= What is asked =
Find the word "laws" in the data. Return every line where it appears.

start Data to process

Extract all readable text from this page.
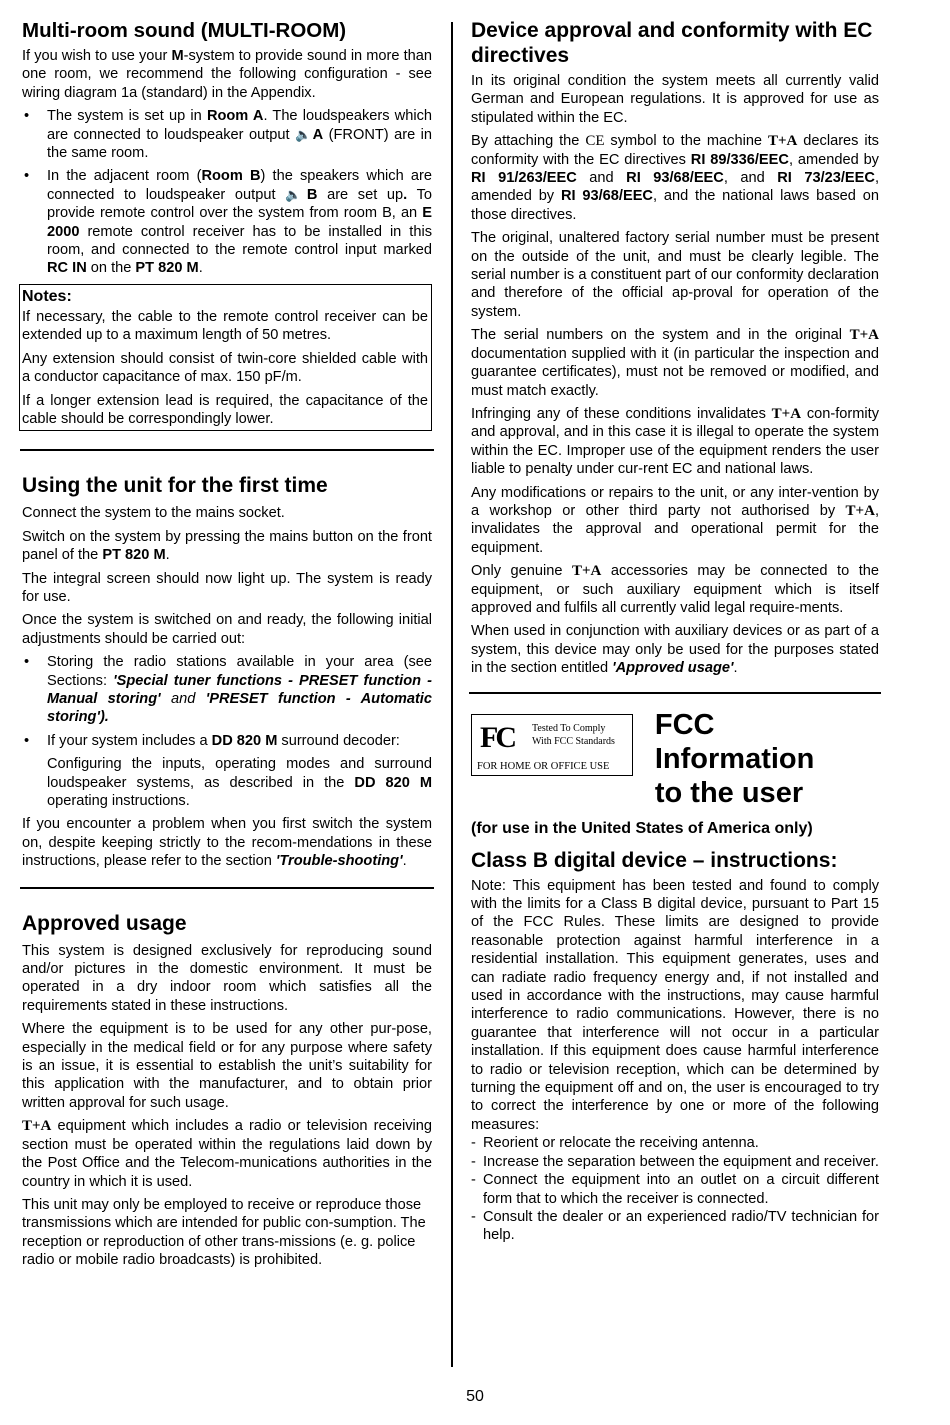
Multi-room sound (MULTI-ROOM)

If you wish to use your M-system to provide sound in more than one room, we recommend the following configuration - see wiring diagram 1a (standard) in the Appendix.

• The system is set up in Room A. The loudspeakers which are connected to loudspeaker output 🔈A (FRONT) are in the same room.
• In the adjacent room (Room B) the speakers which are connected to loudspeaker output 🔈B are set up. To provide remote control over the system from room B, an E 2000 remote control receiver has to be installed in this room, and connected to the remote control input marked RC IN on the PT 820 M.
Notes:

If necessary, the cable to the remote control receiver can be extended up to a maximum length of 50 metres.

Any extension should consist of twin-core shielded cable with a conductor capacitance of max. 150 pF/m.

If a longer extension lead is required, the capacitance of the cable should be correspondingly lower.

Using the unit for the first time

Connect the system to the mains socket.

Switch on the system by pressing the mains button on the front panel of the PT 820 M.

The integral screen should now light up. The system is ready for use.

Once the system is switched on and ready, the following initial adjustments should be carried out:

• Storing the radio stations available in your area (see Sections: 'Special tuner functions - PRESET function - Manual storing' and 'PRESET function - Automatic storing').
• If your system includes a DD 820 M surround decoder:

Configuring the inputs, operating modes and surround loudspeaker systems, as described in the DD 820 M operating instructions.

If you encounter a problem when you first switch the system on, despite keeping strictly to the recom-mendations in these instructions, please refer to the section 'Trouble-shooting'.

Approved usage

This system is designed exclusively for reproducing sound and/or pictures in the domestic environment. It must be operated in a dry indoor room which satisfies all the requirements stated in these instructions.

Where the equipment is to be used for any other pur-pose, especially in the medical field or for any purpose where safety is an issue, it is essential to establish the unit’s suitability for this application with the manufacturer, and to obtain prior written approval for such usage.

T+A equipment which includes a radio or television receiving section must be operated within the regulations laid down by the Post Office and the Telecom-munications authorities in the country in which it is used.

This unit may only be employed to receive or reproduce those transmissions which are intended for public con-sumption. The reception or reproduction of other trans-missions (e. g. police radio or mobile radio broadcasts) is prohibited.

Device approval and conformity with EC directives

In its original condition the system meets all currently valid German and European regulations. It is approved for use as stipulated within the EC.

By attaching the CE symbol to the machine T+A declares its conformity with the EC directives RI 89/336/EEC, amended by RI 91/263/EEC and RI 93/68/EEC, and RI 73/23/EEC, amended by RI 93/68/EEC, and the national laws based on those directives.

The original, unaltered factory serial number must be present on the outside of the unit, and must be clearly legible. The serial number is a constituent part of our conformity declaration and therefore of the official ap-proval for operation of the system.

The serial numbers on the system and in the original T+A documentation supplied with it (in particular the inspection and guarantee certificates), must not be removed or modified, and must match exactly.

Infringing any of these conditions invalidates T+A con-formity and approval, and in this case it is illegal to operate the system within the EC. Improper use of the equipment renders the user liable to penalty under cur-rent EC and national laws.

Any modifications or repairs to the unit, or any inter-vention by a workshop or other third party not authorised by T+A, invalidates the approval and operational permit for the equipment.

Only genuine T+A accessories may be connected to the equipment, or such auxiliary equipment which is itself approved and fulfils all currently valid legal require-ments.

When used in conjunction with auxiliary devices or as part of a system, this device may only be used for the purposes stated in the section entitled 'Approved usage'.

FC Tested To Comply
With FCC Standards
FOR HOME OR OFFICE USE
FCC Information
to the user
(for use in the United States of America only)
Class B digital device – instructions:

Note: This equipment has been tested and found to comply with the limits for a Class B digital device, pursuant to Part 15 of the FCC Rules. These limits are designed to provide reasonable protection against harmful interference in a residential installation. This equipment generates, uses and can radiate radio frequency energy and, if not installed and used in accordance with the instructions, may cause harmful interference to radio communications. However, there is no guarantee that interference will not occur in a particular installation. If this equipment does cause harmful interference to radio or television reception, which can be determined by turning the equipment off and on, the user is encouraged to try to correct the interference by one or more of the following measures:

- Reorient or relocate the receiving antenna.
- Increase the separation between the equipment and receiver.
- Connect the equipment into an outlet on a circuit different form that to which the receiver is connected.
- Consult the dealer or an experienced radio/TV technician for help.
50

end Data to process

= Solution to the problem =
By attaching the CE symbol to the machine T+A declares its conformity with the EC directives RI 89/336/EEC, amended by RI 91/263/EEC and RI 93/68/EEC, and RI 73/23/EEC, amended by RI 93/68/EEC, and the national laws based on those directives.
Infringing any of these conditions invalidates T+A con-formity and approval, and in this case it is illegal to operate the system within the EC. Improper use of the equipment renders the user liable to penalty under cur-rent EC and national laws.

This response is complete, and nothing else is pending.